* DATASET RECORDS
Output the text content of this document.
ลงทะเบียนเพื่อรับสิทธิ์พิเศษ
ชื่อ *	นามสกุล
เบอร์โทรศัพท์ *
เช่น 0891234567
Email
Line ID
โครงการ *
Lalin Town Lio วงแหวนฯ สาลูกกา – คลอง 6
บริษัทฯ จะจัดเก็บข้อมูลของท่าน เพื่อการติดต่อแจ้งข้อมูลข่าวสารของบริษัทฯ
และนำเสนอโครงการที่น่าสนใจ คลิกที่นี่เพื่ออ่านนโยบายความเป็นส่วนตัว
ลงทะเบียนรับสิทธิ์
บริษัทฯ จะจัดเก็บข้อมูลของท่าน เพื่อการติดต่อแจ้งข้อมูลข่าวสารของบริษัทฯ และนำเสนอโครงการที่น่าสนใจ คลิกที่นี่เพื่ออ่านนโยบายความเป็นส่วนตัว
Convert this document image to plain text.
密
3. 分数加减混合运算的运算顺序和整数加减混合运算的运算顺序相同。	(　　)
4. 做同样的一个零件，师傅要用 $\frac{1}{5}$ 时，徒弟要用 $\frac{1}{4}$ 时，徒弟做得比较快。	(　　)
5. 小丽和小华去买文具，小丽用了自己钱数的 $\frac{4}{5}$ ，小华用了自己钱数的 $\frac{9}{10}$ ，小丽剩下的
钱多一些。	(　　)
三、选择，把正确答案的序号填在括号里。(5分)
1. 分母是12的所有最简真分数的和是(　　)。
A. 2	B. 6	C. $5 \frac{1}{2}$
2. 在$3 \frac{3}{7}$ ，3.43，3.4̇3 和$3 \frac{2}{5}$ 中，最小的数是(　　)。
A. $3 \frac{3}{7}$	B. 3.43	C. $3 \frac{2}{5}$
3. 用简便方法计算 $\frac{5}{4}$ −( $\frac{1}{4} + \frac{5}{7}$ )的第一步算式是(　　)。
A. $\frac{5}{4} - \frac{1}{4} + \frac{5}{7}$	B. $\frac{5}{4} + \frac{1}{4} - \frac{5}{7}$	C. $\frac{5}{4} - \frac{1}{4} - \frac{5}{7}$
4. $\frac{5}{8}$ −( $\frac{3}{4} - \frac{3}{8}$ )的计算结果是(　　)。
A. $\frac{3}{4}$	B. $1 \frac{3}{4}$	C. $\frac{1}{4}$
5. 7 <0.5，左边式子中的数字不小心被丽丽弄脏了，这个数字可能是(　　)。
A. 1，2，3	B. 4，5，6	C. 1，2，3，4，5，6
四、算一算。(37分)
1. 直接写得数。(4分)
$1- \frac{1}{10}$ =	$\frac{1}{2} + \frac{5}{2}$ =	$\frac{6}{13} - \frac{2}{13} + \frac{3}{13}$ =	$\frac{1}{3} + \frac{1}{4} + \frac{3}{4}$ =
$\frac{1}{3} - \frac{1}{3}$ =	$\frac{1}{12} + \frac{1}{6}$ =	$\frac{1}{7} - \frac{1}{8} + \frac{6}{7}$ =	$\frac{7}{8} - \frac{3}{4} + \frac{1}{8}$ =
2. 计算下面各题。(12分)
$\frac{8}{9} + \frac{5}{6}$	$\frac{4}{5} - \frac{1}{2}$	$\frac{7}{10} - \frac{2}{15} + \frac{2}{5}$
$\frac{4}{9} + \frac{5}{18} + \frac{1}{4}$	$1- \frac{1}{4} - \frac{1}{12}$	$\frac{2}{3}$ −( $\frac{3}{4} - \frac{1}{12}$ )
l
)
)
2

* REQUIREMENT
Take each line containing the string "าวสารของบร" and copy it out.

* WORKED SOLUTION
บริษัทฯ จะจัดเก็บข้อมูลของท่าน เพื่อการติดต่อแจ้งข้อมูลข่าวสารของบริษัทฯ
บริษัทฯ จะจัดเก็บข้อมูลของท่าน เพื่อการติดต่อแจ้งข้อมูลข่าวสารของบริษัทฯ และนำเสนอโครงการที่น่าสนใจ คลิกที่นี่เพื่ออ่านนโยบายความเป็นส่วนตัว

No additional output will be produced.